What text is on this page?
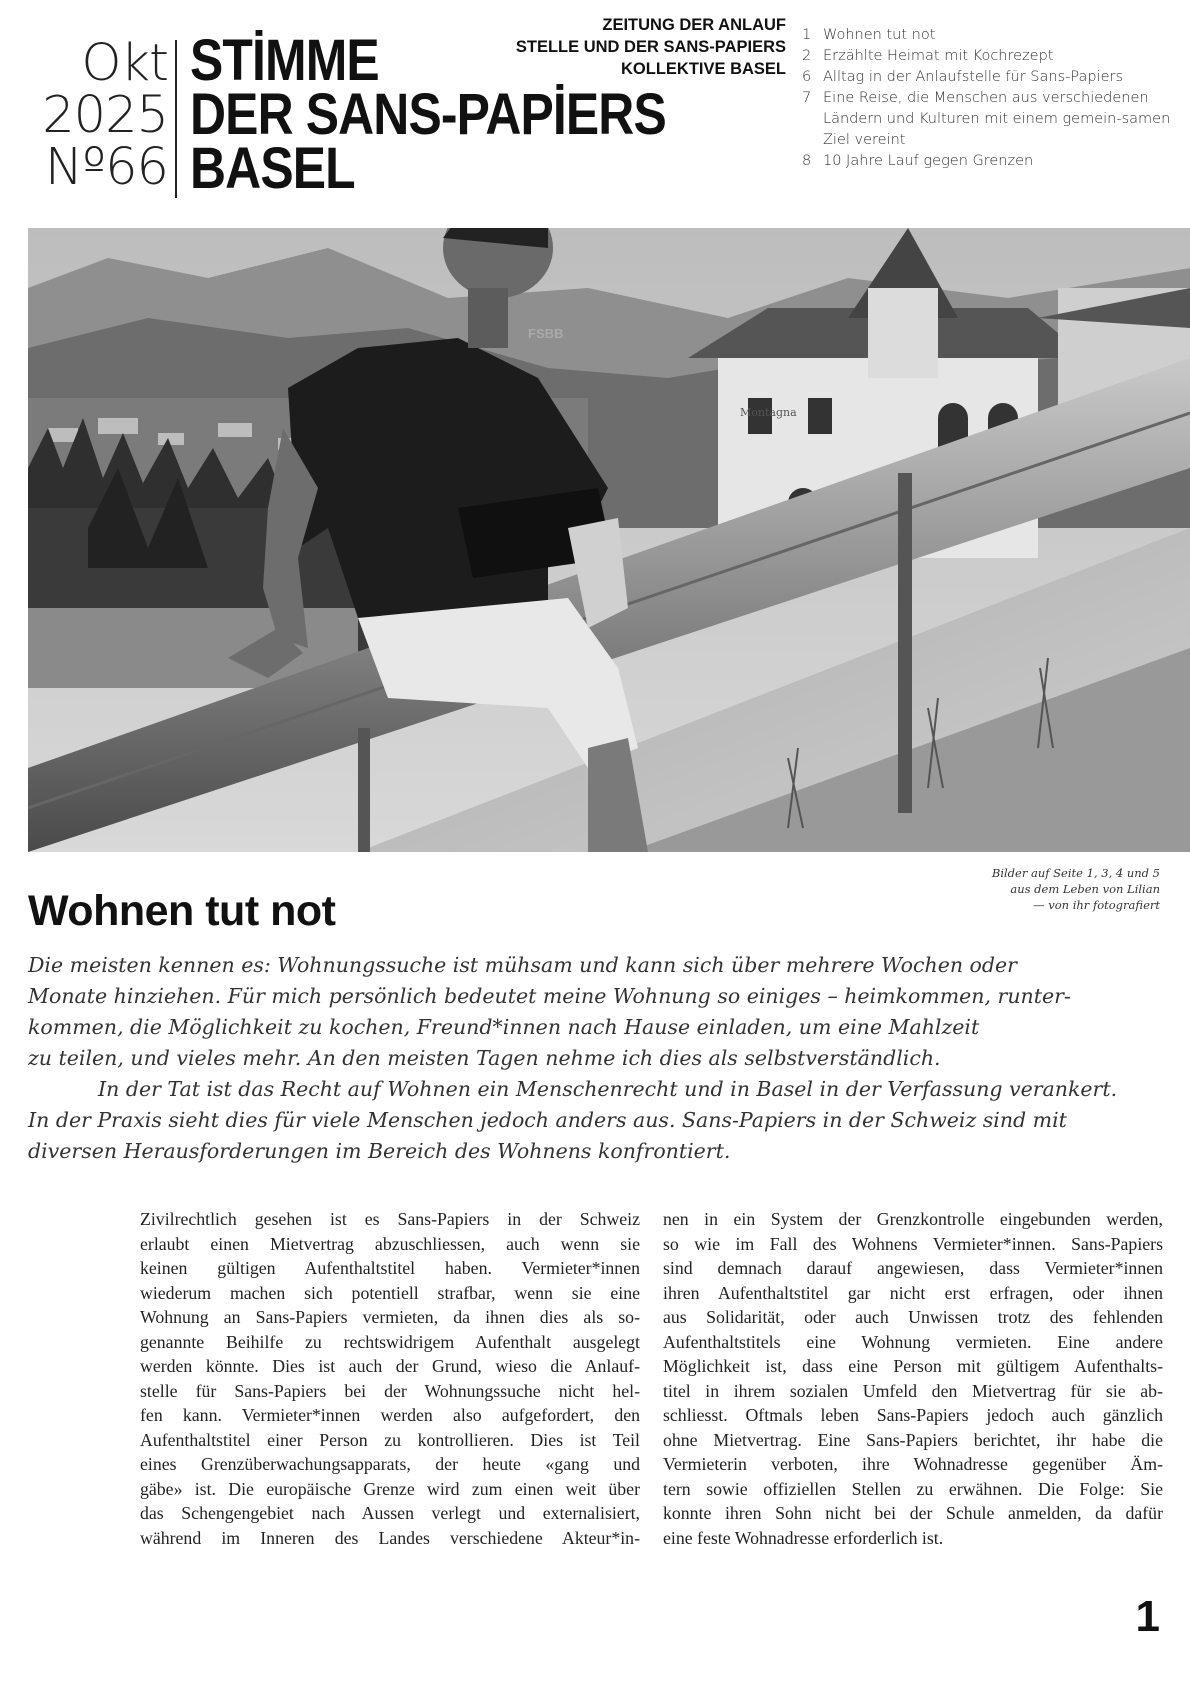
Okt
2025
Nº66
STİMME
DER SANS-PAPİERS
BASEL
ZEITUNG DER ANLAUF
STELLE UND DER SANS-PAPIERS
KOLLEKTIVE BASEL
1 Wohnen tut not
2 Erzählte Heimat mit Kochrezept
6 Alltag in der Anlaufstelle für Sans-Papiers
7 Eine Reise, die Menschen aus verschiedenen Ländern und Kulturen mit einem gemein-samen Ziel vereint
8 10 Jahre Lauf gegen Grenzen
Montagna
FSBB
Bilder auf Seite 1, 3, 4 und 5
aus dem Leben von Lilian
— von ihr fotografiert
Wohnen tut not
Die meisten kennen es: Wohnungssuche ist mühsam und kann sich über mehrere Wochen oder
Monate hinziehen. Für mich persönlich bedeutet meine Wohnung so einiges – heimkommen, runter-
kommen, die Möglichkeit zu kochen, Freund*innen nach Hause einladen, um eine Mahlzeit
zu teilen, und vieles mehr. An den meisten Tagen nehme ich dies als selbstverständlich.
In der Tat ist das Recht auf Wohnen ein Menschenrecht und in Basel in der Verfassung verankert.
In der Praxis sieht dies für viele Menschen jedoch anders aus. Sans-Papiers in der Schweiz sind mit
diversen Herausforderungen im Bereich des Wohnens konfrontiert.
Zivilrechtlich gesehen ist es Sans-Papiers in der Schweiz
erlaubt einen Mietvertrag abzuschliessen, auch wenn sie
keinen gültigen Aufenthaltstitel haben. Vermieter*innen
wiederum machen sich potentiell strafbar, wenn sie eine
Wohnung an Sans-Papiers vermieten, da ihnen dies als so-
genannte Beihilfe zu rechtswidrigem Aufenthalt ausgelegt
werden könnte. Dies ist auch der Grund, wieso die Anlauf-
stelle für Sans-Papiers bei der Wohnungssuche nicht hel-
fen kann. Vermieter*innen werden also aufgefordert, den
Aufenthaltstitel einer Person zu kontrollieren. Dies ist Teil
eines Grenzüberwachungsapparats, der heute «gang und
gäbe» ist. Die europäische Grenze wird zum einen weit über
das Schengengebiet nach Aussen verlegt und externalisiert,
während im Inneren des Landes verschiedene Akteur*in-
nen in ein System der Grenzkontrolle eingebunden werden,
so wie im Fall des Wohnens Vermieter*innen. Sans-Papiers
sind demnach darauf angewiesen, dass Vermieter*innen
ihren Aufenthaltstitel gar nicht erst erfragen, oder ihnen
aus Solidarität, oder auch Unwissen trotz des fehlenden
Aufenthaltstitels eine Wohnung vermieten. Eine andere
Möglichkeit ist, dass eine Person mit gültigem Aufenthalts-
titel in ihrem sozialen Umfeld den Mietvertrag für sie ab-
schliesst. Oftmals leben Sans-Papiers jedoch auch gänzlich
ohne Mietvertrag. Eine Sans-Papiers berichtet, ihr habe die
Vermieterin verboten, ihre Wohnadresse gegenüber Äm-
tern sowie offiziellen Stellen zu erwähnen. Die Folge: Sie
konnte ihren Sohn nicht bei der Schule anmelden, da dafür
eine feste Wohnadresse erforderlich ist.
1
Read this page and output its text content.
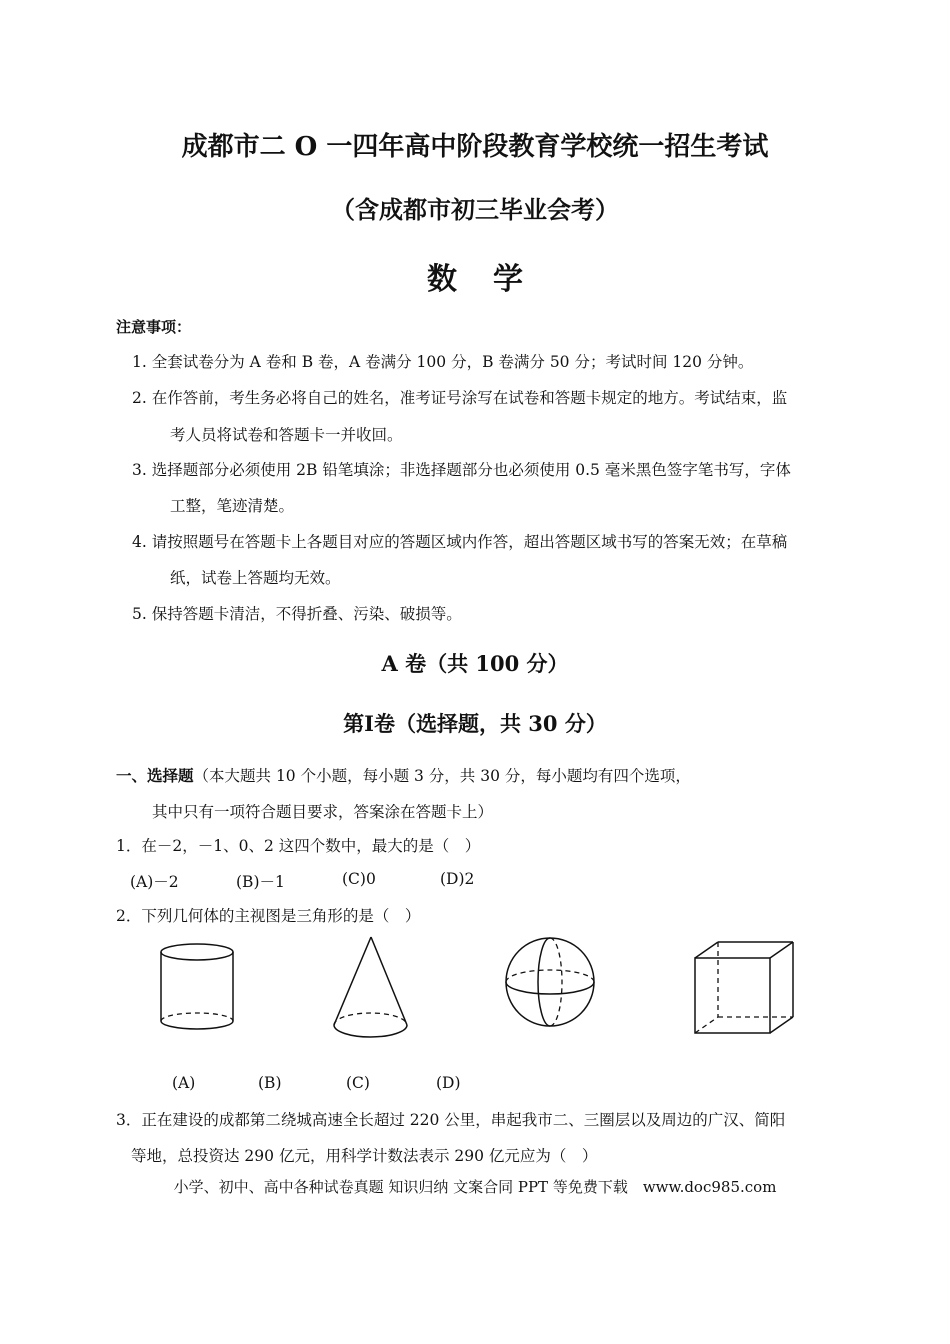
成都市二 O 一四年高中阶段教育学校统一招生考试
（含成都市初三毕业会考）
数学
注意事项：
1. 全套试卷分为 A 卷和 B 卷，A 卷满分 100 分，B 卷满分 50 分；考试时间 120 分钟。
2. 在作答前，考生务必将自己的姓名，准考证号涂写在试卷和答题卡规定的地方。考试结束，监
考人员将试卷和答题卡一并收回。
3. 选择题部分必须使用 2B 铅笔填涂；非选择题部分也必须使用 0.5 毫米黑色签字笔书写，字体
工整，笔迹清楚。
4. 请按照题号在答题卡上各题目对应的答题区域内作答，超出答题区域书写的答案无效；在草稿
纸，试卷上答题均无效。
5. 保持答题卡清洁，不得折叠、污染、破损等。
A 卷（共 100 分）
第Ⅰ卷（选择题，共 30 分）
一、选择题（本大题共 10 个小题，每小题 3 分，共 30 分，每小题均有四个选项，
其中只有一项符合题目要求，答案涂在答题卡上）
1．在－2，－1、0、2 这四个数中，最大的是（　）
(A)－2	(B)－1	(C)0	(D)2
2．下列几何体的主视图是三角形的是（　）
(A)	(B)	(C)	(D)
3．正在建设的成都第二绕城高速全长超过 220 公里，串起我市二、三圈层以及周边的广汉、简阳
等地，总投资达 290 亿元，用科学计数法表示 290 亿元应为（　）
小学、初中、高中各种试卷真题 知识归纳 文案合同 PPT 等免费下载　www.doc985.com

========

• YOUR TASK
Extract exactly the lines from the one containing "Read this page and output its text content." through the last line of the records above, both included, and leave out the pictures.

• EXERCISE RESULT
Read this page and output its text content.
成都市二 O 一四年高中阶段教育学校统一招生考试
（含成都市初三毕业会考）
数学
注意事项：
1. 全套试卷分为 A 卷和 B 卷，A 卷满分 100 分，B 卷满分 50 分；考试时间 120 分钟。
2. 在作答前，考生务必将自己的姓名，准考证号涂写在试卷和答题卡规定的地方。考试结束，监
考人员将试卷和答题卡一并收回。
3. 选择题部分必须使用 2B 铅笔填涂；非选择题部分也必须使用 0.5 毫米黑色签字笔书写，字体
工整，笔迹清楚。
4. 请按照题号在答题卡上各题目对应的答题区域内作答，超出答题区域书写的答案无效；在草稿
纸，试卷上答题均无效。
5. 保持答题卡清洁，不得折叠、污染、破损等。
A 卷（共 100 分）
第Ⅰ卷（选择题，共 30 分）
一、选择题（本大题共 10 个小题，每小题 3 分，共 30 分，每小题均有四个选项，
其中只有一项符合题目要求，答案涂在答题卡上）
1．在－2，－1、0、2 这四个数中，最大的是（　）
(A)－2	(B)－1	(C)0	(D)2
2．下列几何体的主视图是三角形的是（　）
(A)	(B)	(C)	(D)
3．正在建设的成都第二绕城高速全长超过 220 公里，串起我市二、三圈层以及周边的广汉、简阳
等地，总投资达 290 亿元，用科学计数法表示 290 亿元应为（　）
小学、初中、高中各种试卷真题 知识归纳 文案合同 PPT 等免费下载　www.doc985.com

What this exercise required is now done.